=== EXERCISE DIRECTIONS ===
Could you return every record below exactly as it is written?

=== WORKING DATA ===
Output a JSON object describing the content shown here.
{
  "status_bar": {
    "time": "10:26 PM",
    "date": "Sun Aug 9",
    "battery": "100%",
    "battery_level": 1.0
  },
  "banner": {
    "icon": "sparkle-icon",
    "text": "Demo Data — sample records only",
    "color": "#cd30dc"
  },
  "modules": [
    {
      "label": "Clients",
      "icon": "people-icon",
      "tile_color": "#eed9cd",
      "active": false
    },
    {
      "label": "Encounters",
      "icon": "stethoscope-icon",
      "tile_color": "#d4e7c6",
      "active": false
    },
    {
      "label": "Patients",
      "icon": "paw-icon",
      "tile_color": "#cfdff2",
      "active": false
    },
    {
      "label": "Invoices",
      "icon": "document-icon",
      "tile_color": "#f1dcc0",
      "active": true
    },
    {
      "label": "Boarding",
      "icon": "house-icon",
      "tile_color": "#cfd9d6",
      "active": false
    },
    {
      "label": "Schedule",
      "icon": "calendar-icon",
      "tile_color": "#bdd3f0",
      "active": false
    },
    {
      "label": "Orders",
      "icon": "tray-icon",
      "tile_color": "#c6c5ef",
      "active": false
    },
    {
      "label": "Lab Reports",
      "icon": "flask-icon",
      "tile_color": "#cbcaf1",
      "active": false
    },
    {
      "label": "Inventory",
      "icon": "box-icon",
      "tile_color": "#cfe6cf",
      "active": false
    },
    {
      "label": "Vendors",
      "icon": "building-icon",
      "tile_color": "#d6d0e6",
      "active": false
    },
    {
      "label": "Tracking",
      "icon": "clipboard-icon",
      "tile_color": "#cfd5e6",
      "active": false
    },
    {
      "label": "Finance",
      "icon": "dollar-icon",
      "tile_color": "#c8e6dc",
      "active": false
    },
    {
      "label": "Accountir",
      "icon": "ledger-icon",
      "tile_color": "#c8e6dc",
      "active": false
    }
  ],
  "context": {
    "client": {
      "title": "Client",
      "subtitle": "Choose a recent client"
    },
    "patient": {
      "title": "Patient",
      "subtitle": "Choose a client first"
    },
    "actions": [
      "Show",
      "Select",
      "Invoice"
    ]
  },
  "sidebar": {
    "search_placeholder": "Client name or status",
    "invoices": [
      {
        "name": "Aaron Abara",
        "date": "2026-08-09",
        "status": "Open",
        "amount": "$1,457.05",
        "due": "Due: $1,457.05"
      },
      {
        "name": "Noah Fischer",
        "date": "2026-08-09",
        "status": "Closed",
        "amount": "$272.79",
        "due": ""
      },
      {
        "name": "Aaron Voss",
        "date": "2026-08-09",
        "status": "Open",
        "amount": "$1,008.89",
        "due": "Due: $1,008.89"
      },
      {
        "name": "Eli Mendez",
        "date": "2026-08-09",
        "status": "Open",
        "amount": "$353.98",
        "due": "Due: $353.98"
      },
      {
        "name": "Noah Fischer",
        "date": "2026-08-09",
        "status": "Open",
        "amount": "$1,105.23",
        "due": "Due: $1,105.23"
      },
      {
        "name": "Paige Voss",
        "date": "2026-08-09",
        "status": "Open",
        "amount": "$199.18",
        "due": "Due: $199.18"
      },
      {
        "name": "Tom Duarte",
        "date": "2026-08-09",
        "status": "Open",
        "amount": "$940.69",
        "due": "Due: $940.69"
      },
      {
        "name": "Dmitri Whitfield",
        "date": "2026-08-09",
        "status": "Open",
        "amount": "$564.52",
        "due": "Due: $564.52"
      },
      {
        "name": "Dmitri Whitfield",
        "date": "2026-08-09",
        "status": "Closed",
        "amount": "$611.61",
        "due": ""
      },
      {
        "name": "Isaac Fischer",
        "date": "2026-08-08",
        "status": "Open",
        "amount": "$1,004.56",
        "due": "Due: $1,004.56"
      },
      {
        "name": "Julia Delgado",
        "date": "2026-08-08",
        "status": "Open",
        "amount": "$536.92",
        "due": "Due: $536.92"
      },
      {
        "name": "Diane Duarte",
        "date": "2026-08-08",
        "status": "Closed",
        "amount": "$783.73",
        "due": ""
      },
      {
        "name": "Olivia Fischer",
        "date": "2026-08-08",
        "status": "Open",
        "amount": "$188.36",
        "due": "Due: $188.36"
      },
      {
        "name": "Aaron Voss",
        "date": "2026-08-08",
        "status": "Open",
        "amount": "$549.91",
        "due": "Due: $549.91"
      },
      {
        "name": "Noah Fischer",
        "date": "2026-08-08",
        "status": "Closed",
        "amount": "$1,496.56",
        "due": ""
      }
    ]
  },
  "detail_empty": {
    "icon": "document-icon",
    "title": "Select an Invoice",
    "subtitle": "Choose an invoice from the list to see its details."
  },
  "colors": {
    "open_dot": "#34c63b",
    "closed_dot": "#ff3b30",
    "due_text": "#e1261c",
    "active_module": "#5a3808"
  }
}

=== ANSWER SPACE ===
Output a JSON object describing the content shown here.
{
  "status_bar": {
    "time": "10:26 PM",
    "date": "Sun Aug 9",
    "battery": "100%",
    "battery_level": 1.0
  },
  "banner": {
    "icon": "sparkle-icon",
    "text": "Demo Data — sample records only",
    "color": "#cd30dc"
  },
  "modules": [
    {
      "label": "Clients",
      "icon": "people-icon",
      "tile_color": "#eed9cd",
      "active": false
    },
    {
      "label": "Encounters",
      "icon": "stethoscope-icon",
      "tile_color": "#d4e7c6",
      "active": false
    },
    {
      "label": "Patients",
      "icon": "paw-icon",
      "tile_color": "#cfdff2",
      "active": false
    },
    {
      "label": "Invoices",
      "icon": "document-icon",
      "tile_color": "#f1dcc0",
      "active": true
    },
    {
      "label": "Boarding",
      "icon": "house-icon",
      "tile_color": "#cfd9d6",
      "active": false
    },
    {
      "label": "Schedule",
      "icon": "calendar-icon",
      "tile_color": "#bdd3f0",
      "active": false
    },
    {
      "label": "Orders",
      "icon": "tray-icon",
      "tile_color": "#c6c5ef",
      "active": false
    },
    {
      "label": "Lab Reports",
      "icon": "flask-icon",
      "tile_color": "#cbcaf1",
      "active": false
    },
    {
      "label": "Inventory",
      "icon": "box-icon",
      "tile_color": "#cfe6cf",
      "active": false
    },
    {
      "label": "Vendors",
      "icon": "building-icon",
      "tile_color": "#d6d0e6",
      "active": false
    },
    {
      "label": "Tracking",
      "icon": "clipboard-icon",
      "tile_color": "#cfd5e6",
      "active": false
    },
    {
      "label": "Finance",
      "icon": "dollar-icon",
      "tile_color": "#c8e6dc",
      "active": false
    },
    {
      "label": "Accountir",
      "icon": "ledger-icon",
      "tile_color": "#c8e6dc",
      "active": false
    }
  ],
  "context": {
    "client": {
      "title": "Client",
      "subtitle": "Choose a recent client"
    },
    "patient": {
      "title": "Patient",
      "subtitle": "Choose a client first"
    },
    "actions": [
      "Show",
      "Select",
      "Invoice"
    ]
  },
  "sidebar": {
    "search_placeholder": "Client name or status",
    "invoices": [
      {
        "name": "Aaron Abara",
        "date": "2026-08-09",
        "status": "Open",
        "amount": "$1,457.05",
        "due": "Due: $1,457.05"
      },
      {
        "name": "Noah Fischer",
        "date": "2026-08-09",
        "status": "Closed",
        "amount": "$272.79",
        "due": ""
      },
      {
        "name": "Aaron Voss",
        "date": "2026-08-09",
        "status": "Open",
        "amount": "$1,008.89",
        "due": "Due: $1,008.89"
      },
      {
        "name": "Eli Mendez",
        "date": "2026-08-09",
        "status": "Open",
        "amount": "$353.98",
        "due": "Due: $353.98"
      },
      {
        "name": "Noah Fischer",
        "date": "2026-08-09",
        "status": "Open",
        "amount": "$1,105.23",
        "due": "Due: $1,105.23"
      },
      {
        "name": "Paige Voss",
        "date": "2026-08-09",
        "status": "Open",
        "amount": "$199.18",
        "due": "Due: $199.18"
      },
      {
        "name": "Tom Duarte",
        "date": "2026-08-09",
        "status": "Open",
        "amount": "$940.69",
        "due": "Due: $940.69"
      },
      {
        "name": "Dmitri Whitfield",
        "date": "2026-08-09",
        "status": "Open",
        "amount": "$564.52",
        "due": "Due: $564.52"
      },
      {
        "name": "Dmitri Whitfield",
        "date": "2026-08-09",
        "status": "Closed",
        "amount": "$611.61",
        "due": ""
      },
      {
        "name": "Isaac Fischer",
        "date": "2026-08-08",
        "status": "Open",
        "amount": "$1,004.56",
        "due": "Due: $1,004.56"
      },
      {
        "name": "Julia Delgado",
        "date": "2026-08-08",
        "status": "Open",
        "amount": "$536.92",
        "due": "Due: $536.92"
      },
      {
        "name": "Diane Duarte",
        "date": "2026-08-08",
        "status": "Closed",
        "amount": "$783.73",
        "due": ""
      },
      {
        "name": "Olivia Fischer",
        "date": "2026-08-08",
        "status": "Open",
        "amount": "$188.36",
        "due": "Due: $188.36"
      },
      {
        "name": "Aaron Voss",
        "date": "2026-08-08",
        "status": "Open",
        "amount": "$549.91",
        "due": "Due: $549.91"
      },
      {
        "name": "Noah Fischer",
        "date": "2026-08-08",
        "status": "Closed",
        "amount": "$1,496.56",
        "due": ""
      }
    ]
  },
  "detail_empty": {
    "icon": "document-icon",
    "title": "Select an Invoice",
    "subtitle": "Choose an invoice from the list to see its details."
  },
  "colors": {
    "open_dot": "#34c63b",
    "closed_dot": "#ff3b30",
    "due_text": "#e1261c",
    "active_module": "#5a3808"
  }
}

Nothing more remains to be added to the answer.